■ **Stated task**
Scan the lines below; pull out those with "order".

(Dataset excerpt)
+++
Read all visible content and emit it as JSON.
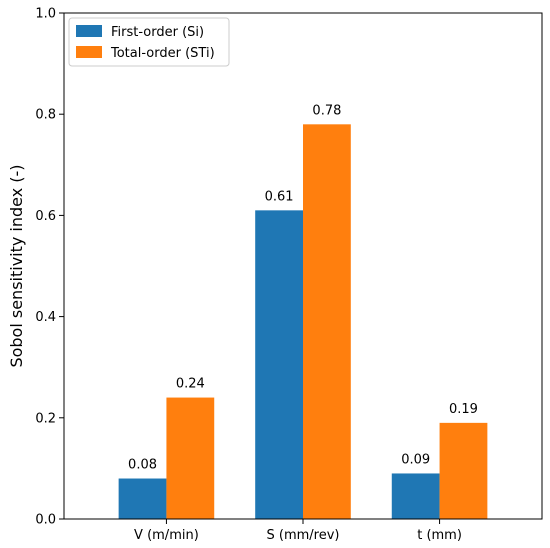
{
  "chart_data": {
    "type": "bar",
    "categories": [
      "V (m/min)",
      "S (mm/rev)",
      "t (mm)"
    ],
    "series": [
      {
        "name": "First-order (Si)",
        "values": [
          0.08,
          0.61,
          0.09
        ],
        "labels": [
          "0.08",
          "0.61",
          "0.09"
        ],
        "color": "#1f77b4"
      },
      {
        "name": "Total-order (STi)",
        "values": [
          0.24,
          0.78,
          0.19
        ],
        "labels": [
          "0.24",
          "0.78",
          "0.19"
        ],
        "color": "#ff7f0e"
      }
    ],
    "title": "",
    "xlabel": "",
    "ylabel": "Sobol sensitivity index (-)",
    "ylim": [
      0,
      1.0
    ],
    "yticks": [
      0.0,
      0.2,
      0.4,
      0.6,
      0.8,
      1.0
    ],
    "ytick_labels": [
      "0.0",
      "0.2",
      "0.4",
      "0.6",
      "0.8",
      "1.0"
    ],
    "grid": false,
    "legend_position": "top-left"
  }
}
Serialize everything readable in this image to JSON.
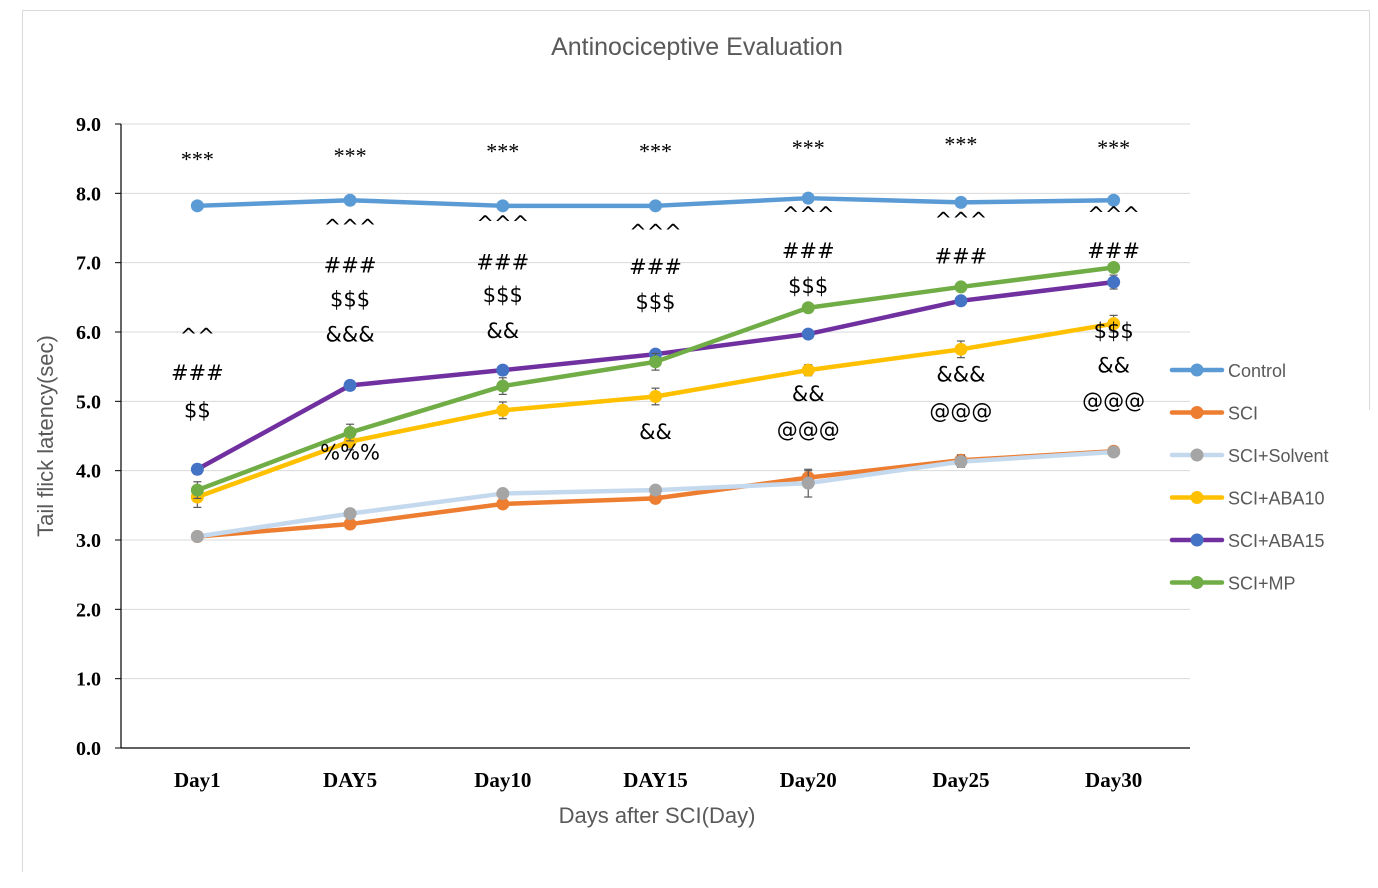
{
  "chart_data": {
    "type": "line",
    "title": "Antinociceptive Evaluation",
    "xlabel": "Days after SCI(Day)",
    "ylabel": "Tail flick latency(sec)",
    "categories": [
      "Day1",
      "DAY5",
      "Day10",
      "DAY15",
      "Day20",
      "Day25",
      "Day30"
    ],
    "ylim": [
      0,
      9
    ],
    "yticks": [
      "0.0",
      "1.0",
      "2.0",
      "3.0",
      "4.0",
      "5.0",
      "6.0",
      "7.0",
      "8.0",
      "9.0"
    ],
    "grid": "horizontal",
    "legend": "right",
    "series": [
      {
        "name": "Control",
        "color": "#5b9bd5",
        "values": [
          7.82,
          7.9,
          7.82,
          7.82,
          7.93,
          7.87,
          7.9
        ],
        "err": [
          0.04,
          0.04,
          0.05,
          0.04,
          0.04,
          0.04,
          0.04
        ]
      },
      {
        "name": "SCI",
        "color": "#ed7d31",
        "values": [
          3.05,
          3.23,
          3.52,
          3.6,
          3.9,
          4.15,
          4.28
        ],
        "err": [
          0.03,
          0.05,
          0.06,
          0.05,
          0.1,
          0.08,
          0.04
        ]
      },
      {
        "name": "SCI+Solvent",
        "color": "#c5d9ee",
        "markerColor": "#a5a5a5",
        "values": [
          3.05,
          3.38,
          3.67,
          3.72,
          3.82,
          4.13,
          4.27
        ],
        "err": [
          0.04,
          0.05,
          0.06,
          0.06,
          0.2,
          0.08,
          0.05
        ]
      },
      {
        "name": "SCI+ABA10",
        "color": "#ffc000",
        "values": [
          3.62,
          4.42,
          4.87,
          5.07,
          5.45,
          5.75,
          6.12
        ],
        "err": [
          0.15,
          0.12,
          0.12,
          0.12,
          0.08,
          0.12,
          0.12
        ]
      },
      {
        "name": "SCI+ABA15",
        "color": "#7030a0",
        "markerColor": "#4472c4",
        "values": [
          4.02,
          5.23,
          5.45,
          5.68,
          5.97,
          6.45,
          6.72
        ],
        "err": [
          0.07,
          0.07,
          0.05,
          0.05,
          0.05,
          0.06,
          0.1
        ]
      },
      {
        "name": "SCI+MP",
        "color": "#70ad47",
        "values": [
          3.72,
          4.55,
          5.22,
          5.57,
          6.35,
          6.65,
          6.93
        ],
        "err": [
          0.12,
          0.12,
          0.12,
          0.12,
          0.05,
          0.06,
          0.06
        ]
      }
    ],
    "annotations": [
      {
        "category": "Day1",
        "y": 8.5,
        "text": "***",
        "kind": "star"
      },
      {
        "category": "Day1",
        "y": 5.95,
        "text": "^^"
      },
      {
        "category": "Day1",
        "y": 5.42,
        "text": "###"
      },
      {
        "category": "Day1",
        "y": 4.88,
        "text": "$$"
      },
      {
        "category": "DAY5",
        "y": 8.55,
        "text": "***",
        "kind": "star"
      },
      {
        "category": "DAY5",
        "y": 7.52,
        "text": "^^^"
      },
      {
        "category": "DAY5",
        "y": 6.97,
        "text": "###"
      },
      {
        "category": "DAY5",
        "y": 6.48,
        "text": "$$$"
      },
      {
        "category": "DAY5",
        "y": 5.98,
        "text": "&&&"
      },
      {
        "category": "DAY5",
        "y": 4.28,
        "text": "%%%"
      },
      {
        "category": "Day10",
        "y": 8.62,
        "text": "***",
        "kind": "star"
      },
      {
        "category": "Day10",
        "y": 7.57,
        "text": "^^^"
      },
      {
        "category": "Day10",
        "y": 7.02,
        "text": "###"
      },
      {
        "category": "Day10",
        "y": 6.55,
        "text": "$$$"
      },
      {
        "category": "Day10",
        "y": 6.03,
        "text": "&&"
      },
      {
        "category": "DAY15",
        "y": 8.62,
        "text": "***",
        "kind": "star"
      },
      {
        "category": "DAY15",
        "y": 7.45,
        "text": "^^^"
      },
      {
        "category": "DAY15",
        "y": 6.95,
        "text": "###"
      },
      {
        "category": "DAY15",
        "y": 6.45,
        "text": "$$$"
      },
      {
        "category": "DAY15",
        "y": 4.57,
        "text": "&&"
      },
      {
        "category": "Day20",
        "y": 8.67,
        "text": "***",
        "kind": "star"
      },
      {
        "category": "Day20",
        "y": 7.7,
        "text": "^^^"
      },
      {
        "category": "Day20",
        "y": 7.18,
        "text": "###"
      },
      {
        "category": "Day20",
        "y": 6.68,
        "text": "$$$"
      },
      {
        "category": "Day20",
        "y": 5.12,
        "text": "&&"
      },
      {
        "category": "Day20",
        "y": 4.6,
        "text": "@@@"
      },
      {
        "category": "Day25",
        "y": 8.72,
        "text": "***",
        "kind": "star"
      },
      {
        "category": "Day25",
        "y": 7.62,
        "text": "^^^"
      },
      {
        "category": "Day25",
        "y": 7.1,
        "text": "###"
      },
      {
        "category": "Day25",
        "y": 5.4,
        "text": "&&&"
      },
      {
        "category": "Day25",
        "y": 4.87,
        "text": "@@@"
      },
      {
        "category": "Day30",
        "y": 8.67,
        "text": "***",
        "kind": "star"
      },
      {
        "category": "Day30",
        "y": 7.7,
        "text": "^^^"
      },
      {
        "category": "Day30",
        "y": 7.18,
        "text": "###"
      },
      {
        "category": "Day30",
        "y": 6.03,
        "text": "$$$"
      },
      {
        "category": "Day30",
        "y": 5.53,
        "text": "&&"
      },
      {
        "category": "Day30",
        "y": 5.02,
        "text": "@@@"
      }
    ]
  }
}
+++
■ **Result for this exercise**
        "name": "First-order (Si)",
        "name": "Total-order (STi)",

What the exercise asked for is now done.